→ **Written instruction**
Your task is to transcribe the data in full.

→ **Materials provided**
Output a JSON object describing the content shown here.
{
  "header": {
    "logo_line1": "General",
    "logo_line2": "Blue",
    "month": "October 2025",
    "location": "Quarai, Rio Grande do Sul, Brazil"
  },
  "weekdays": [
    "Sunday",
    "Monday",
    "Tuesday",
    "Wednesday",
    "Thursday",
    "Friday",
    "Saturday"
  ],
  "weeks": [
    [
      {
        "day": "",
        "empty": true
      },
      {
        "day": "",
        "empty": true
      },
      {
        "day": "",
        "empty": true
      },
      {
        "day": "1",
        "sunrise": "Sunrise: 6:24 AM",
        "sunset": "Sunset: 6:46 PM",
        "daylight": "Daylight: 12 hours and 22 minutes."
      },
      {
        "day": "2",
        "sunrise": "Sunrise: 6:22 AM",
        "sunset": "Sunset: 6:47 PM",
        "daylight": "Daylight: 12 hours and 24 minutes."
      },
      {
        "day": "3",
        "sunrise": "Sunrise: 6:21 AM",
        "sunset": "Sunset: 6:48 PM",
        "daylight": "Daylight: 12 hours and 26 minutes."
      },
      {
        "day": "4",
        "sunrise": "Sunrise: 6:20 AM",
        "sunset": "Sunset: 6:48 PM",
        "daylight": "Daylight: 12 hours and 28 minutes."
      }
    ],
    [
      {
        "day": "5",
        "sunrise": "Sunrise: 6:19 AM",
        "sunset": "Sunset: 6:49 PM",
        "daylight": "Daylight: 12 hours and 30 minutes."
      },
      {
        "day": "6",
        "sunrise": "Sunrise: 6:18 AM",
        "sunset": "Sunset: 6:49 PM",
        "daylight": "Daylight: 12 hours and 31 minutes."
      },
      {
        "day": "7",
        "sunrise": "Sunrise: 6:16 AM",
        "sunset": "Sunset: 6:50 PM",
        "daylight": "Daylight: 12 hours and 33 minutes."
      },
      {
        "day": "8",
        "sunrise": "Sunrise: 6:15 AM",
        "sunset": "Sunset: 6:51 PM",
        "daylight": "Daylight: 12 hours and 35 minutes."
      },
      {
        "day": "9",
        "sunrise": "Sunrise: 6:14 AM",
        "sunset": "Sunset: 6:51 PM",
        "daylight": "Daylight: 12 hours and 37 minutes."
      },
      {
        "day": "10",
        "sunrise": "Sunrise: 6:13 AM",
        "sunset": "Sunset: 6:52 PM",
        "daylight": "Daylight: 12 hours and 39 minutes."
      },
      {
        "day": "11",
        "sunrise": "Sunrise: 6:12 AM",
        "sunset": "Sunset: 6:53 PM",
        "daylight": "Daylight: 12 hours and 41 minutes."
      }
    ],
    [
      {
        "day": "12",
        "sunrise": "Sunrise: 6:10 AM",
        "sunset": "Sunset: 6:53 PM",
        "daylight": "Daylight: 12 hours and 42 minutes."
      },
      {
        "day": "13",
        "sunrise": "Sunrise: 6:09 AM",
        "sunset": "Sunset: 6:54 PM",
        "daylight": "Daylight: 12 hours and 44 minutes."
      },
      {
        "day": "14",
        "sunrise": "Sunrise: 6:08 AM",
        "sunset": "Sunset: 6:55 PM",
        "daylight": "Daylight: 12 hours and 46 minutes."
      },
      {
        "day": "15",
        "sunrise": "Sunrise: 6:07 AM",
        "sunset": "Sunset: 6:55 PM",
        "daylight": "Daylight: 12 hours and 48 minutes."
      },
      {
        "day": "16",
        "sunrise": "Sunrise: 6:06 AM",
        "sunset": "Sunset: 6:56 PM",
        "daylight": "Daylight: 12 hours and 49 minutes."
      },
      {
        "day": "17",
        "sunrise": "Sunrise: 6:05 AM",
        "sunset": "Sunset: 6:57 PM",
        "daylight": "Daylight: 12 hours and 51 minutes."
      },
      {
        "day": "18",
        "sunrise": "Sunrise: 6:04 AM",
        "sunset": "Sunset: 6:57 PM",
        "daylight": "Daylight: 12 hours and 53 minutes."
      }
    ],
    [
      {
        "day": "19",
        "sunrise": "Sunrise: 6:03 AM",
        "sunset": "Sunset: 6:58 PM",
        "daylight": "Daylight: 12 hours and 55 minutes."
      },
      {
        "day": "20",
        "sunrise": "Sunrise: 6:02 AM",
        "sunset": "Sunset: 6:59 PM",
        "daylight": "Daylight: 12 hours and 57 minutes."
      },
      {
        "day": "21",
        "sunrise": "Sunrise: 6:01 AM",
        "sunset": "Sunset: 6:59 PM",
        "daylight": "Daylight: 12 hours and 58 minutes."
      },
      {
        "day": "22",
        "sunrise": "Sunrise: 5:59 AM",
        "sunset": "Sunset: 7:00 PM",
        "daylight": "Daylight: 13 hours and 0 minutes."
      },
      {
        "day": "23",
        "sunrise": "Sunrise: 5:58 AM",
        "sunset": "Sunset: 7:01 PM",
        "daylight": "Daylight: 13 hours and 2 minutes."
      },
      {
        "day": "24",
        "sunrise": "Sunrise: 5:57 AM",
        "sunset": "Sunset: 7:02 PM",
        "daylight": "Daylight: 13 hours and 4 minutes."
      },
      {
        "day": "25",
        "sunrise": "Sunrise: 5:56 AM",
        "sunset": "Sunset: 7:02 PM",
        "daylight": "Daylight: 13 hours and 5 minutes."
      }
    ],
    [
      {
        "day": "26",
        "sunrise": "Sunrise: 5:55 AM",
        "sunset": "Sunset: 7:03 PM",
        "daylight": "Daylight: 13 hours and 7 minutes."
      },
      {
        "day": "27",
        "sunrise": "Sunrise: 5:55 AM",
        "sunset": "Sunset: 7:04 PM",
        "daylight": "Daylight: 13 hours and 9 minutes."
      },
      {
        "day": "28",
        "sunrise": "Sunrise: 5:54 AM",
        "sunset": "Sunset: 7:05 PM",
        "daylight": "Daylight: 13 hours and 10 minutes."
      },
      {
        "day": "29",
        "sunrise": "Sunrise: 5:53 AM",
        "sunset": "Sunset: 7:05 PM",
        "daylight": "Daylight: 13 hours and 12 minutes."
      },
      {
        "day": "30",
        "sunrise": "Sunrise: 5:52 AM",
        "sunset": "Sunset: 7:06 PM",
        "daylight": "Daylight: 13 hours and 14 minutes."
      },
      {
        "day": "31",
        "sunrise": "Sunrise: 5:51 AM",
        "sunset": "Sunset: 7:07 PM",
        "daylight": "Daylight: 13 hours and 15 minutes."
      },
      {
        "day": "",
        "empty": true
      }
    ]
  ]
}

→ **Answer to the problem**
Output a JSON object describing the content shown here.
{
  "header": {
    "logo_line1": "General",
    "logo_line2": "Blue",
    "month": "October 2025",
    "location": "Quarai, Rio Grande do Sul, Brazil"
  },
  "weekdays": [
    "Sunday",
    "Monday",
    "Tuesday",
    "Wednesday",
    "Thursday",
    "Friday",
    "Saturday"
  ],
  "weeks": [
    [
      {
        "day": "",
        "empty": true
      },
      {
        "day": "",
        "empty": true
      },
      {
        "day": "",
        "empty": true
      },
      {
        "day": "1",
        "sunrise": "Sunrise: 6:24 AM",
        "sunset": "Sunset: 6:46 PM",
        "daylight": "Daylight: 12 hours and 22 minutes."
      },
      {
        "day": "2",
        "sunrise": "Sunrise: 6:22 AM",
        "sunset": "Sunset: 6:47 PM",
        "daylight": "Daylight: 12 hours and 24 minutes."
      },
      {
        "day": "3",
        "sunrise": "Sunrise: 6:21 AM",
        "sunset": "Sunset: 6:48 PM",
        "daylight": "Daylight: 12 hours and 26 minutes."
      },
      {
        "day": "4",
        "sunrise": "Sunrise: 6:20 AM",
        "sunset": "Sunset: 6:48 PM",
        "daylight": "Daylight: 12 hours and 28 minutes."
      }
    ],
    [
      {
        "day": "5",
        "sunrise": "Sunrise: 6:19 AM",
        "sunset": "Sunset: 6:49 PM",
        "daylight": "Daylight: 12 hours and 30 minutes."
      },
      {
        "day": "6",
        "sunrise": "Sunrise: 6:18 AM",
        "sunset": "Sunset: 6:49 PM",
        "daylight": "Daylight: 12 hours and 31 minutes."
      },
      {
        "day": "7",
        "sunrise": "Sunrise: 6:16 AM",
        "sunset": "Sunset: 6:50 PM",
        "daylight": "Daylight: 12 hours and 33 minutes."
      },
      {
        "day": "8",
        "sunrise": "Sunrise: 6:15 AM",
        "sunset": "Sunset: 6:51 PM",
        "daylight": "Daylight: 12 hours and 35 minutes."
      },
      {
        "day": "9",
        "sunrise": "Sunrise: 6:14 AM",
        "sunset": "Sunset: 6:51 PM",
        "daylight": "Daylight: 12 hours and 37 minutes."
      },
      {
        "day": "10",
        "sunrise": "Sunrise: 6:13 AM",
        "sunset": "Sunset: 6:52 PM",
        "daylight": "Daylight: 12 hours and 39 minutes."
      },
      {
        "day": "11",
        "sunrise": "Sunrise: 6:12 AM",
        "sunset": "Sunset: 6:53 PM",
        "daylight": "Daylight: 12 hours and 41 minutes."
      }
    ],
    [
      {
        "day": "12",
        "sunrise": "Sunrise: 6:10 AM",
        "sunset": "Sunset: 6:53 PM",
        "daylight": "Daylight: 12 hours and 42 minutes."
      },
      {
        "day": "13",
        "sunrise": "Sunrise: 6:09 AM",
        "sunset": "Sunset: 6:54 PM",
        "daylight": "Daylight: 12 hours and 44 minutes."
      },
      {
        "day": "14",
        "sunrise": "Sunrise: 6:08 AM",
        "sunset": "Sunset: 6:55 PM",
        "daylight": "Daylight: 12 hours and 46 minutes."
      },
      {
        "day": "15",
        "sunrise": "Sunrise: 6:07 AM",
        "sunset": "Sunset: 6:55 PM",
        "daylight": "Daylight: 12 hours and 48 minutes."
      },
      {
        "day": "16",
        "sunrise": "Sunrise: 6:06 AM",
        "sunset": "Sunset: 6:56 PM",
        "daylight": "Daylight: 12 hours and 49 minutes."
      },
      {
        "day": "17",
        "sunrise": "Sunrise: 6:05 AM",
        "sunset": "Sunset: 6:57 PM",
        "daylight": "Daylight: 12 hours and 51 minutes."
      },
      {
        "day": "18",
        "sunrise": "Sunrise: 6:04 AM",
        "sunset": "Sunset: 6:57 PM",
        "daylight": "Daylight: 12 hours and 53 minutes."
      }
    ],
    [
      {
        "day": "19",
        "sunrise": "Sunrise: 6:03 AM",
        "sunset": "Sunset: 6:58 PM",
        "daylight": "Daylight: 12 hours and 55 minutes."
      },
      {
        "day": "20",
        "sunrise": "Sunrise: 6:02 AM",
        "sunset": "Sunset: 6:59 PM",
        "daylight": "Daylight: 12 hours and 57 minutes."
      },
      {
        "day": "21",
        "sunrise": "Sunrise: 6:01 AM",
        "sunset": "Sunset: 6:59 PM",
        "daylight": "Daylight: 12 hours and 58 minutes."
      },
      {
        "day": "22",
        "sunrise": "Sunrise: 5:59 AM",
        "sunset": "Sunset: 7:00 PM",
        "daylight": "Daylight: 13 hours and 0 minutes."
      },
      {
        "day": "23",
        "sunrise": "Sunrise: 5:58 AM",
        "sunset": "Sunset: 7:01 PM",
        "daylight": "Daylight: 13 hours and 2 minutes."
      },
      {
        "day": "24",
        "sunrise": "Sunrise: 5:57 AM",
        "sunset": "Sunset: 7:02 PM",
        "daylight": "Daylight: 13 hours and 4 minutes."
      },
      {
        "day": "25",
        "sunrise": "Sunrise: 5:56 AM",
        "sunset": "Sunset: 7:02 PM",
        "daylight": "Daylight: 13 hours and 5 minutes."
      }
    ],
    [
      {
        "day": "26",
        "sunrise": "Sunrise: 5:55 AM",
        "sunset": "Sunset: 7:03 PM",
        "daylight": "Daylight: 13 hours and 7 minutes."
      },
      {
        "day": "27",
        "sunrise": "Sunrise: 5:55 AM",
        "sunset": "Sunset: 7:04 PM",
        "daylight": "Daylight: 13 hours and 9 minutes."
      },
      {
        "day": "28",
        "sunrise": "Sunrise: 5:54 AM",
        "sunset": "Sunset: 7:05 PM",
        "daylight": "Daylight: 13 hours and 10 minutes."
      },
      {
        "day": "29",
        "sunrise": "Sunrise: 5:53 AM",
        "sunset": "Sunset: 7:05 PM",
        "daylight": "Daylight: 13 hours and 12 minutes."
      },
      {
        "day": "30",
        "sunrise": "Sunrise: 5:52 AM",
        "sunset": "Sunset: 7:06 PM",
        "daylight": "Daylight: 13 hours and 14 minutes."
      },
      {
        "day": "31",
        "sunrise": "Sunrise: 5:51 AM",
        "sunset": "Sunset: 7:07 PM",
        "daylight": "Daylight: 13 hours and 15 minutes."
      },
      {
        "day": "",
        "empty": true
      }
    ]
  ]
}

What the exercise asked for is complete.